• **What you are asked to do**:
Copy out the passage on photographing sunrises word for word, from its first sentence to its last.

• **Selected excerpt**:
One quick glance through my photographs on this site will show that I love sunrises. I have probably photographed sunrises more than anything other than my kids and my dog. (And some sunrises have Scout in them too). But here’s what I have learned about photographing sunrises. The most “photographic” sunrises don’t happen on clear mornings. Clear morning sunrises are beautiful in their own way but there’s something (in my opinion) so much more about a sunrise like this one when the morning light affected by the clouds in the eastern sky. There is a simple explanation behind why the colors show up the way that they do (it has to do with the wavelengths of light - click here for more ) but the interplay between the clouds and the morning light has a significant effect upon how a sunrise is seen.

Stored entries
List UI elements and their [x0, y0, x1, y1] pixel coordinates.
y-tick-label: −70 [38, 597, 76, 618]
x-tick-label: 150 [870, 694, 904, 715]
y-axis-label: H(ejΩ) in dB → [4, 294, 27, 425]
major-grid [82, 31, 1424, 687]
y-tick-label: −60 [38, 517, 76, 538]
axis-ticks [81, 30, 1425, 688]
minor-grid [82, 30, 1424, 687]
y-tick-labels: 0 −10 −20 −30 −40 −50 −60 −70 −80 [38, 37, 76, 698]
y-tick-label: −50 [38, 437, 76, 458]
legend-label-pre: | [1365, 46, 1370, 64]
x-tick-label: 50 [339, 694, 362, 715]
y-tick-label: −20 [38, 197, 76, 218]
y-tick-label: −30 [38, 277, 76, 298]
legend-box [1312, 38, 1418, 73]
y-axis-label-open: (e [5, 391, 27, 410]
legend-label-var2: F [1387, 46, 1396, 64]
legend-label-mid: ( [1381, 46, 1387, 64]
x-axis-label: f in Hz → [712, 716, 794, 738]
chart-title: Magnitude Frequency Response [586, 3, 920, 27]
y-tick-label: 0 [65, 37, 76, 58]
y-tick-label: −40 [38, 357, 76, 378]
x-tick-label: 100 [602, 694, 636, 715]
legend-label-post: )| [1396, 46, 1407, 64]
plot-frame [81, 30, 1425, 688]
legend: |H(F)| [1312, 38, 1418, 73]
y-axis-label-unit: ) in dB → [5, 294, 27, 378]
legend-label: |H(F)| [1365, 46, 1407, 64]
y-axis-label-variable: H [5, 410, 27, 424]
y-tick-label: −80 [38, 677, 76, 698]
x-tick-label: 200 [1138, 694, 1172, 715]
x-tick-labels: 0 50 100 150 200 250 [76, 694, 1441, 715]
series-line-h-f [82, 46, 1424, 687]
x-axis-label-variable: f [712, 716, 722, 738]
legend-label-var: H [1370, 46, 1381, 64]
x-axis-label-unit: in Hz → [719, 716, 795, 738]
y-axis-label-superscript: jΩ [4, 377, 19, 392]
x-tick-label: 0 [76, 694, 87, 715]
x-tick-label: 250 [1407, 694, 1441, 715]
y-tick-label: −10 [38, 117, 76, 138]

• **Answer**:
One quick glance through my photographs on this site will show that I love sunrises. I have probably photographed sunrises more than anything other than my kids and my dog. (And some sunrises have Scout in them too). But here’s what I have learned about photographing sunrises. The most “photographic” sunrises don’t happen on clear mornings. Clear morning sunrises are beautiful in their own way but there’s something (in my opinion) so much more about a sunrise like this one when the morning light affected by the clouds in the eastern sky. There is a simple explanation behind why the colors show up the way that they do (it has to do with the wavelengths of light - click here for more ) but the interplay between the clouds and the morning light has a significant effect upon how a sunrise is seen.